*** Data supplied ***

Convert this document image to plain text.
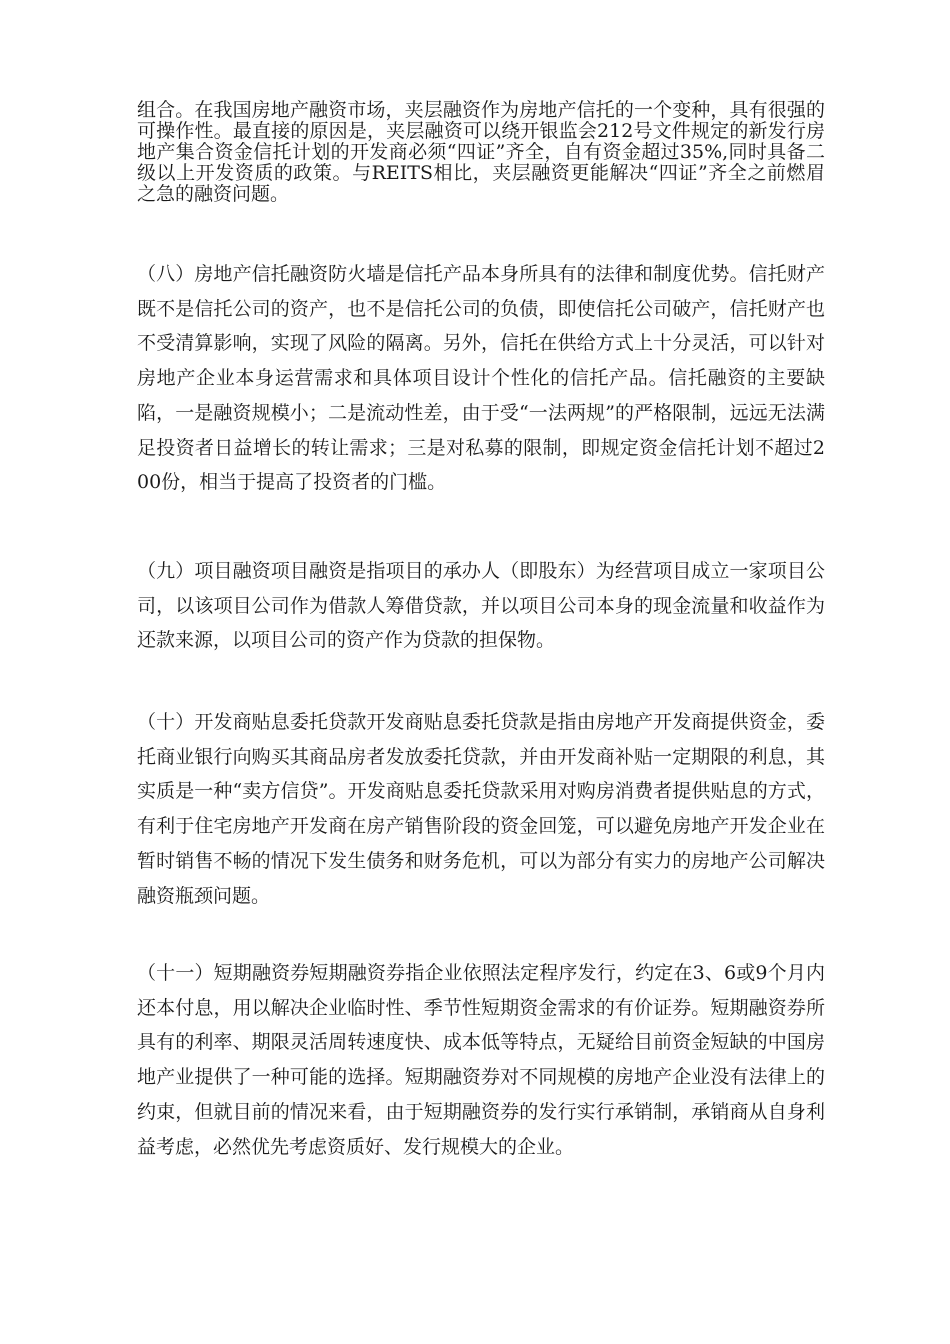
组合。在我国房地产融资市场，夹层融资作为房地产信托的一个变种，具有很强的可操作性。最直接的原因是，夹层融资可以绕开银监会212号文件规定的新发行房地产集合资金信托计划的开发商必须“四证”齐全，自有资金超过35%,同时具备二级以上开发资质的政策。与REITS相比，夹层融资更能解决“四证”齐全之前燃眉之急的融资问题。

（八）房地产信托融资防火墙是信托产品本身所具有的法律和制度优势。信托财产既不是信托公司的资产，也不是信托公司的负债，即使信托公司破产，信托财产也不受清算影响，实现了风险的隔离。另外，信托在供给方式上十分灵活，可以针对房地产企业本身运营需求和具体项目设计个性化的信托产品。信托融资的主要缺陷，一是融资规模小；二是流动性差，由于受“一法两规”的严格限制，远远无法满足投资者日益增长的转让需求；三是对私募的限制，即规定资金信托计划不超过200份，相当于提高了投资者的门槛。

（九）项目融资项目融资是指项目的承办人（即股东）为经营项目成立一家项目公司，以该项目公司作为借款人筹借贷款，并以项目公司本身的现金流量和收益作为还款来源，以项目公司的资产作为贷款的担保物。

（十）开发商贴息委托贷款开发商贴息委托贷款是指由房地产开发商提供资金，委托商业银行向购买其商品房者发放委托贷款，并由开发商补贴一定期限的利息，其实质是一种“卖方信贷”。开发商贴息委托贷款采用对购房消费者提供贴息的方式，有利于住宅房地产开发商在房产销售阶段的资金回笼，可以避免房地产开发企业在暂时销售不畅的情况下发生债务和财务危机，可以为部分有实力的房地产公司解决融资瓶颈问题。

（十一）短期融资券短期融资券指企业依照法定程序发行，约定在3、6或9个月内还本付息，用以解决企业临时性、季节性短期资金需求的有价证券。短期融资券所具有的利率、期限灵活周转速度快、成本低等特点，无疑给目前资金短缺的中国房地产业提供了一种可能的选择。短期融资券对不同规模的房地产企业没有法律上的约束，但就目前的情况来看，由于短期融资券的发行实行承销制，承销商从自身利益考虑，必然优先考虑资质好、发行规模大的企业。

***

## Aim of the task:
Transcribe every entry word for word, but omit the pictures.

## Final answer:
Convert this document image to plain text.
组合。在我国房地产融资市场，夹层融资作为房地产信托的一个变种，具有很强的可操作性。最直接的原因是，夹层融资可以绕开银监会212号文件规定的新发行房地产集合资金信托计划的开发商必须“四证”齐全，自有资金超过35%,同时具备二级以上开发资质的政策。与REITS相比，夹层融资更能解决“四证”齐全之前燃眉之急的融资问题。

（八）房地产信托融资防火墙是信托产品本身所具有的法律和制度优势。信托财产既不是信托公司的资产，也不是信托公司的负债，即使信托公司破产，信托财产也不受清算影响，实现了风险的隔离。另外，信托在供给方式上十分灵活，可以针对房地产企业本身运营需求和具体项目设计个性化的信托产品。信托融资的主要缺陷，一是融资规模小；二是流动性差，由于受“一法两规”的严格限制，远远无法满足投资者日益增长的转让需求；三是对私募的限制，即规定资金信托计划不超过200份，相当于提高了投资者的门槛。

（九）项目融资项目融资是指项目的承办人（即股东）为经营项目成立一家项目公司，以该项目公司作为借款人筹借贷款，并以项目公司本身的现金流量和收益作为还款来源，以项目公司的资产作为贷款的担保物。

（十）开发商贴息委托贷款开发商贴息委托贷款是指由房地产开发商提供资金，委托商业银行向购买其商品房者发放委托贷款，并由开发商补贴一定期限的利息，其实质是一种“卖方信贷”。开发商贴息委托贷款采用对购房消费者提供贴息的方式，有利于住宅房地产开发商在房产销售阶段的资金回笼，可以避免房地产开发企业在暂时销售不畅的情况下发生债务和财务危机，可以为部分有实力的房地产公司解决融资瓶颈问题。

（十一）短期融资券短期融资券指企业依照法定程序发行，约定在3、6或9个月内还本付息，用以解决企业临时性、季节性短期资金需求的有价证券。短期融资券所具有的利率、期限灵活周转速度快、成本低等特点，无疑给目前资金短缺的中国房地产业提供了一种可能的选择。短期融资券对不同规模的房地产企业没有法律上的约束，但就目前的情况来看，由于短期融资券的发行实行承销制，承销商从自身利益考虑，必然优先考虑资质好、发行规模大的企业。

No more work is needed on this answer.